- Exercise prompt -
Reproduce the entries in full, with no changes.

━━━━━ Exercise input ━━━━━

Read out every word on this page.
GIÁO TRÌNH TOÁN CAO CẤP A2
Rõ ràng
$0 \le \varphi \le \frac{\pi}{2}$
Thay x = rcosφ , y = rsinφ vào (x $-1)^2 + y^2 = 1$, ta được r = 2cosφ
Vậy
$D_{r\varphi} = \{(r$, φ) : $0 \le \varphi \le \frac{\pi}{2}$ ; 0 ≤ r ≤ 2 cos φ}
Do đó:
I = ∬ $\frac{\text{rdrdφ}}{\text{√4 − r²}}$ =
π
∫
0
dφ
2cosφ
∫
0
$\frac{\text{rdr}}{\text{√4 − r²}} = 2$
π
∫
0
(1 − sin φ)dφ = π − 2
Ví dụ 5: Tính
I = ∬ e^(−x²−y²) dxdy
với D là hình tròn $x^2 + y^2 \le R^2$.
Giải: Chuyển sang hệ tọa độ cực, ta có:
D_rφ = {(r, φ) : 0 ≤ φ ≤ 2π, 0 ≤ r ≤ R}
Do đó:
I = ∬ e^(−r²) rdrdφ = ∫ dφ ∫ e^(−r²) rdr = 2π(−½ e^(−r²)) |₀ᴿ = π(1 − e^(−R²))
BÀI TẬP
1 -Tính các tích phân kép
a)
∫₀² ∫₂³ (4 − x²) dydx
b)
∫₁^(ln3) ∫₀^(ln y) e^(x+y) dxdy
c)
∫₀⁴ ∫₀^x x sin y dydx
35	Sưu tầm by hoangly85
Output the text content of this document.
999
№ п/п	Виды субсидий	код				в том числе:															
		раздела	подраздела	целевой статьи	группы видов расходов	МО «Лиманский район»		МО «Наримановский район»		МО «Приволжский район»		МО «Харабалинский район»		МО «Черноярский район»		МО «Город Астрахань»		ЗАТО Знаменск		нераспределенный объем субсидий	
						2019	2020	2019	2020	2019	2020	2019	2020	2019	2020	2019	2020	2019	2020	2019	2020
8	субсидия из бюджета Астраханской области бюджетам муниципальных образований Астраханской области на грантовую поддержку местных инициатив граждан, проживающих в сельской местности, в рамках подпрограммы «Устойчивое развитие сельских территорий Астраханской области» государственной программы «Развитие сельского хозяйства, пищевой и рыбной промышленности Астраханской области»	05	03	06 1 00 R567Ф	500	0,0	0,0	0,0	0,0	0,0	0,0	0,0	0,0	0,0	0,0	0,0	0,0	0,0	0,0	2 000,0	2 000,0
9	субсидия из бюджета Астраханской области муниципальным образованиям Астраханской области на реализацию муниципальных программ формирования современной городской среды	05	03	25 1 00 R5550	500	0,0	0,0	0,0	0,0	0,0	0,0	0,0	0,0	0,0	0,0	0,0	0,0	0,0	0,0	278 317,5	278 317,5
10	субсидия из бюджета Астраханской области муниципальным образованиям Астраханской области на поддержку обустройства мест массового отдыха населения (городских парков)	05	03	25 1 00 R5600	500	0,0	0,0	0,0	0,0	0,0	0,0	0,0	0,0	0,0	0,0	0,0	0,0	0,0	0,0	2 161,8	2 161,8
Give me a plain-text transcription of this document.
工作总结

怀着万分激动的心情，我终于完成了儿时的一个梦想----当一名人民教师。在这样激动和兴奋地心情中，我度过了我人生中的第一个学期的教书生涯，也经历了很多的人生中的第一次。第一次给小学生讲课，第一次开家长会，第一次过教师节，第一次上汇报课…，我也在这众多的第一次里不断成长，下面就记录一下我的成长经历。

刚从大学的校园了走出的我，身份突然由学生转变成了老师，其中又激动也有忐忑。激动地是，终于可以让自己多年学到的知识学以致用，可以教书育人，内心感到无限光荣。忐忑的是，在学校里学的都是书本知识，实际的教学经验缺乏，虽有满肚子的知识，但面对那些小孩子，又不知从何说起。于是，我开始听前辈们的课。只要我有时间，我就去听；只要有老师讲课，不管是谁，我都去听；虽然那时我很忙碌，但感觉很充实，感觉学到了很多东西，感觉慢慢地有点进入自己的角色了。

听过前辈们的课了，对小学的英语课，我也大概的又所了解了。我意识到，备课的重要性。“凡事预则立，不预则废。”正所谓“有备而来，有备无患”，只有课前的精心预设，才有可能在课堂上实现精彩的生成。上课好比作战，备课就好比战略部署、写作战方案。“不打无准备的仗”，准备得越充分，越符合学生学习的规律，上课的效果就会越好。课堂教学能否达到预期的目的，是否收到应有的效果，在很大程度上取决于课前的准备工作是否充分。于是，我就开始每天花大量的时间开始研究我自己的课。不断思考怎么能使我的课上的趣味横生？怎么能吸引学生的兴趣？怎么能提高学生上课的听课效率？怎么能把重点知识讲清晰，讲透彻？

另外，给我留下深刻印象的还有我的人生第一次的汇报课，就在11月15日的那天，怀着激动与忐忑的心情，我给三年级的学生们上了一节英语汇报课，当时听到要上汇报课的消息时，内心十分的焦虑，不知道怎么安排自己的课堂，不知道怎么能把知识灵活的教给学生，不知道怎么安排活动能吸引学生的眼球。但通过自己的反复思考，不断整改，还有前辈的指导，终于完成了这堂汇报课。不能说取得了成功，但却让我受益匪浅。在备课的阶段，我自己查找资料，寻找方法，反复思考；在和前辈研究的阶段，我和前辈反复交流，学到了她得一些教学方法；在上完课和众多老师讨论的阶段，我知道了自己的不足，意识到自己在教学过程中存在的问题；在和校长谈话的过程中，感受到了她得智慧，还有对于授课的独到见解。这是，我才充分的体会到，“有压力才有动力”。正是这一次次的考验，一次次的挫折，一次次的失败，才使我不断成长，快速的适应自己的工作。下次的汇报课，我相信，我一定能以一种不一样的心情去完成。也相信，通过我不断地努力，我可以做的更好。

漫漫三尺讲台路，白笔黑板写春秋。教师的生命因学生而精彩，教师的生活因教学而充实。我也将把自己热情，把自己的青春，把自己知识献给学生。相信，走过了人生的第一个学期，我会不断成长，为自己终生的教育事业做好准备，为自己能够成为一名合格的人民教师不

━━━━━

- Exercise output -
Read out every word on this page.
GIÁO TRÌNH TOÁN CAO CẤP A2
Rõ ràng
$0 \le \varphi \le \frac{\pi}{2}$
Thay x = rcosφ , y = rsinφ vào (x $-1)^2 + y^2 = 1$, ta được r = 2cosφ
Vậy
$D_{r\varphi} = \{(r$, φ) : $0 \le \varphi \le \frac{\pi}{2}$ ; 0 ≤ r ≤ 2 cos φ}
Do đó:
I = ∬ $\frac{\text{rdrdφ}}{\text{√4 − r²}}$ =
π
∫
0
dφ
2cosφ
∫
0
$\frac{\text{rdr}}{\text{√4 − r²}} = 2$
π
∫
0
(1 − sin φ)dφ = π − 2
Ví dụ 5: Tính
I = ∬ e^(−x²−y²) dxdy
với D là hình tròn $x^2 + y^2 \le R^2$.
Giải: Chuyển sang hệ tọa độ cực, ta có:
D_rφ = {(r, φ) : 0 ≤ φ ≤ 2π, 0 ≤ r ≤ R}
Do đó:
I = ∬ e^(−r²) rdrdφ = ∫ dφ ∫ e^(−r²) rdr = 2π(−½ e^(−r²)) |₀ᴿ = π(1 − e^(−R²))
BÀI TẬP
1 -Tính các tích phân kép
a)
∫₀² ∫₂³ (4 − x²) dydx
b)
∫₁^(ln3) ∫₀^(ln y) e^(x+y) dxdy
c)
∫₀⁴ ∫₀^x x sin y dydx
35	Sưu tầm by hoangly85
Output the text content of this document.
999
№ п/п	Виды субсидий	код				в том числе:															
		раздела	подраздела	целевой статьи	группы видов расходов	МО «Лиманский район»		МО «Наримановский район»		МО «Приволжский район»		МО «Харабалинский район»		МО «Черноярский район»		МО «Город Астрахань»		ЗАТО Знаменск		нераспределенный объем субсидий	
						2019	2020	2019	2020	2019	2020	2019	2020	2019	2020	2019	2020	2019	2020	2019	2020
8	субсидия из бюджета Астраханской области бюджетам муниципальных образований Астраханской области на грантовую поддержку местных инициатив граждан, проживающих в сельской местности, в рамках подпрограммы «Устойчивое развитие сельских территорий Астраханской области» государственной программы «Развитие сельского хозяйства, пищевой и рыбной промышленности Астраханской области»	05	03	06 1 00 R567Ф	500	0,0	0,0	0,0	0,0	0,0	0,0	0,0	0,0	0,0	0,0	0,0	0,0	0,0	0,0	2 000,0	2 000,0
9	субсидия из бюджета Астраханской области муниципальным образованиям Астраханской области на реализацию муниципальных программ формирования современной городской среды	05	03	25 1 00 R5550	500	0,0	0,0	0,0	0,0	0,0	0,0	0,0	0,0	0,0	0,0	0,0	0,0	0,0	0,0	278 317,5	278 317,5
10	субсидия из бюджета Астраханской области муниципальным образованиям Астраханской области на поддержку обустройства мест массового отдыха населения (городских парков)	05	03	25 1 00 R5600	500	0,0	0,0	0,0	0,0	0,0	0,0	0,0	0,0	0,0	0,0	0,0	0,0	0,0	0,0	2 161,8	2 161,8
Give me a plain-text transcription of this document.
工作总结

怀着万分激动的心情，我终于完成了儿时的一个梦想----当一名人民教师。在这样激动和兴奋地心情中，我度过了我人生中的第一个学期的教书生涯，也经历了很多的人生中的第一次。第一次给小学生讲课，第一次开家长会，第一次过教师节，第一次上汇报课…，我也在这众多的第一次里不断成长，下面就记录一下我的成长经历。

刚从大学的校园了走出的我，身份突然由学生转变成了老师，其中又激动也有忐忑。激动地是，终于可以让自己多年学到的知识学以致用，可以教书育人，内心感到无限光荣。忐忑的是，在学校里学的都是书本知识，实际的教学经验缺乏，虽有满肚子的知识，但面对那些小孩子，又不知从何说起。于是，我开始听前辈们的课。只要我有时间，我就去听；只要有老师讲课，不管是谁，我都去听；虽然那时我很忙碌，但感觉很充实，感觉学到了很多东西，感觉慢慢地有点进入自己的角色了。

听过前辈们的课了，对小学的英语课，我也大概的又所了解了。我意识到，备课的重要性。“凡事预则立，不预则废。”正所谓“有备而来，有备无患”，只有课前的精心预设，才有可能在课堂上实现精彩的生成。上课好比作战，备课就好比战略部署、写作战方案。“不打无准备的仗”，准备得越充分，越符合学生学习的规律，上课的效果就会越好。课堂教学能否达到预期的目的，是否收到应有的效果，在很大程度上取决于课前的准备工作是否充分。于是，我就开始每天花大量的时间开始研究我自己的课。不断思考怎么能使我的课上的趣味横生？怎么能吸引学生的兴趣？怎么能提高学生上课的听课效率？怎么能把重点知识讲清晰，讲透彻？

另外，给我留下深刻印象的还有我的人生第一次的汇报课，就在11月15日的那天，怀着激动与忐忑的心情，我给三年级的学生们上了一节英语汇报课，当时听到要上汇报课的消息时，内心十分的焦虑，不知道怎么安排自己的课堂，不知道怎么能把知识灵活的教给学生，不知道怎么安排活动能吸引学生的眼球。但通过自己的反复思考，不断整改，还有前辈的指导，终于完成了这堂汇报课。不能说取得了成功，但却让我受益匪浅。在备课的阶段，我自己查找资料，寻找方法，反复思考；在和前辈研究的阶段，我和前辈反复交流，学到了她得一些教学方法；在上完课和众多老师讨论的阶段，我知道了自己的不足，意识到自己在教学过程中存在的问题；在和校长谈话的过程中，感受到了她得智慧，还有对于授课的独到见解。这是，我才充分的体会到，“有压力才有动力”。正是这一次次的考验，一次次的挫折，一次次的失败，才使我不断成长，快速的适应自己的工作。下次的汇报课，我相信，我一定能以一种不一样的心情去完成。也相信，通过我不断地努力，我可以做的更好。

漫漫三尺讲台路，白笔黑板写春秋。教师的生命因学生而精彩，教师的生活因教学而充实。我也将把自己热情，把自己的青春，把自己知识献给学生。相信，走过了人生的第一个学期，我会不断成长，为自己终生的教育事业做好准备，为自己能够成为一名合格的人民教师不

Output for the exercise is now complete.